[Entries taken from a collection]
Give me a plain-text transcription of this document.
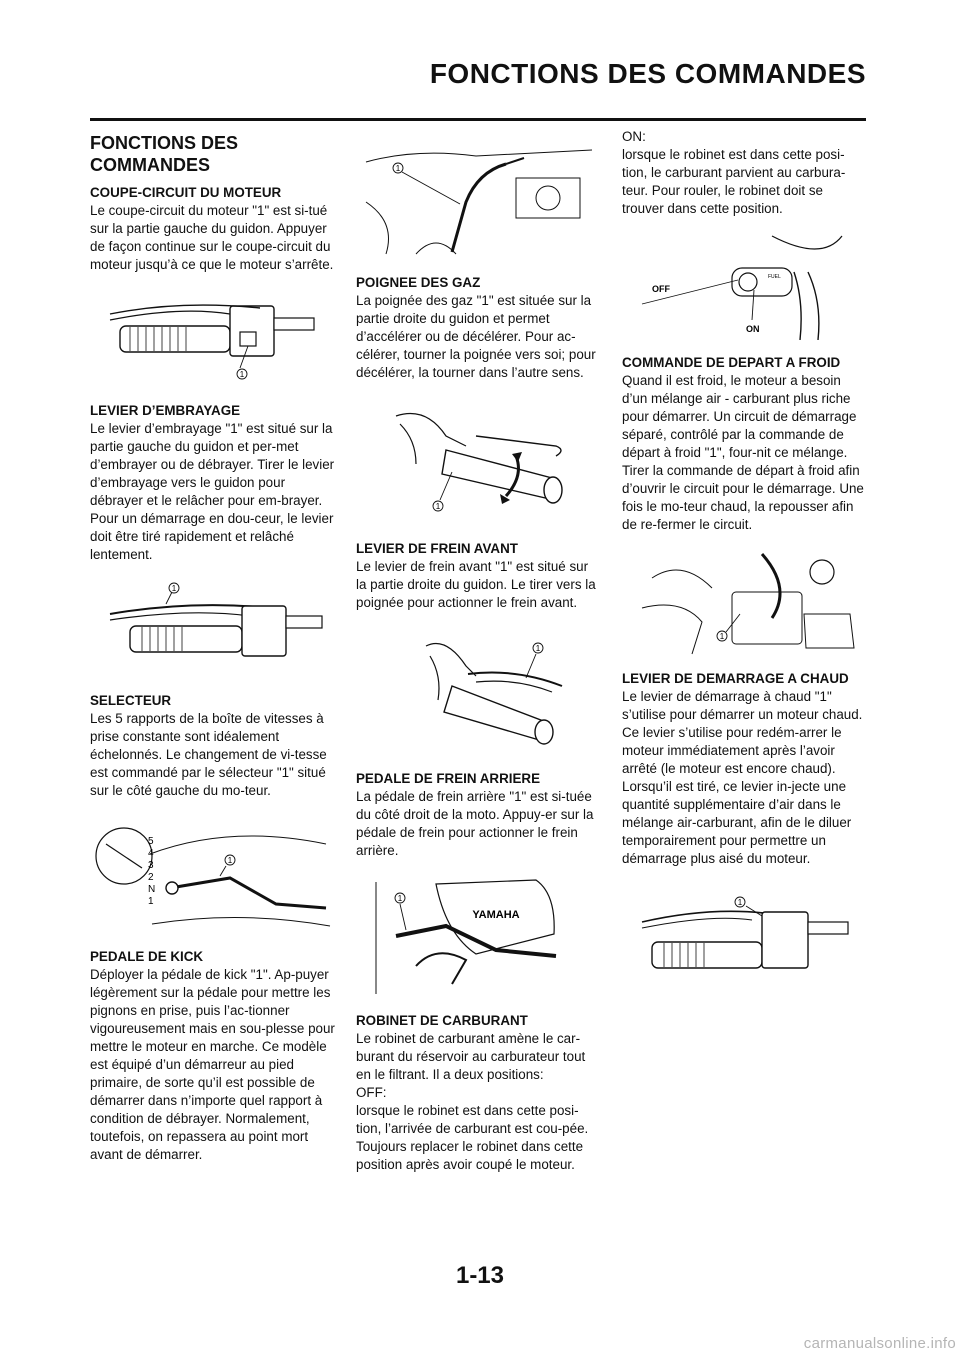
FONCTIONS DES COMMANDES
FONCTIONS DES COMMANDES
COUPE-CIRCUIT DU MOTEUR

Le coupe-circuit du moteur "1" est si-tué sur la partie gauche du guidon. Appuyer de façon continue sur le coupe-circuit du moteur jusqu’à ce que le moteur s’arrête.

1
LEVIER D’EMBRAYAGE

Le levier d’embrayage "1" est situé sur la partie gauche du guidon et per-met d’embrayer ou de débrayer. Tirer le levier d’embrayage vers le guidon pour débrayer et le relâcher pour em-brayer. Pour un démarrage en dou-ceur, le levier doit être tiré rapidement et relâché lentement.

1
SELECTEUR

Les 5 rapports de la boîte de vitesses à prise constante sont idéalement échelonnés. Le changement de vi-tesse est commandé par le sélecteur "1" situé sur le côté gauche du mo-teur.

5
4
3
2
N
1
1
PEDALE DE KICK

Déployer la pédale de kick "1". Ap-puyer légèrement sur la pédale pour mettre les pignons en prise, puis l’ac-tionner vigoureusement mais en sou-plesse pour mettre le moteur en marche. Ce modèle est équipé d’un démarreur au pied primaire, de sorte qu’il est possible de démarrer dans n’importe quel rapport à condition de débrayer. Normalement, toutefois, on repassera au point mort avant de démarrer.

1
POIGNEE DES GAZ

La poignée des gaz "1" est située sur la partie droite du guidon et permet d’accélérer ou de décélérer. Pour ac-célérer, tourner la poignée vers soi; pour décélérer, la tourner dans l’autre sens.

1
LEVIER DE FREIN AVANT

Le levier de frein avant "1" est situé sur la partie droite du guidon. Le tirer vers la poignée pour actionner le frein avant.

1
PEDALE DE FREIN ARRIERE

La pédale de frein arrière "1" est si-tuée du côté droit de la moto. Appuy-er sur la pédale de frein pour actionner le frein arrière.

YAMAHA
1
ROBINET DE CARBURANT

Le robinet de carburant amène le car-burant du réservoir au carburateur tout en le filtrant. Il a deux positions:

OFF:

lorsque le robinet est dans cette posi-tion, l’arrivée de carburant est cou-pée. Toujours replacer le robinet dans cette position après avoir coupé le moteur.

ON:

lorsque le robinet est dans cette posi-tion, le carburant parvient au carbura-teur. Pour rouler, le robinet doit se trouver dans cette position.

FUEL
OFF
ON
COMMANDE DE DEPART A FROID

Quand il est froid, le moteur a besoin d’un mélange air - carburant plus riche pour démarrer. Un circuit de démarrage séparé, contrôlé par la commande de départ à froid "1", four-nit ce mélange. Tirer la commande de départ à froid afin d’ouvrir le circuit pour le démarrage. Une fois le mo-teur chaud, la repousser afin de re-fermer le circuit.

1
LEVIER DE DEMARRAGE A CHAUD

Le levier de démarrage à chaud "1" s’utilise pour démarrer un moteur chaud. Ce levier s’utilise pour redém-arrer le moteur immédiatement après l’avoir arrêté (le moteur est encore chaud). Lorsqu’il est tiré, ce levier in-jecte une quantité supplémentaire d’air dans le mélange air-carburant, afin de le diluer temporairement pour permettre un démarrage plus aisé du moteur.

1
1-13
carmanualsonline.info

GOAL: Find each line holding the string "côté" and copy it out.

RIGHT ANSWER:
Les 5 rapports de la boîte de vitesses à prise constante sont idéalement échelonnés. Le changement de vi-tesse est commandé par le sélecteur "1" situé sur le côté gauche du mo-teur.
La pédale de frein arrière "1" est si-tuée du côté droit de la moto. Appuy-er sur la pédale de frein pour actionner le frein arrière.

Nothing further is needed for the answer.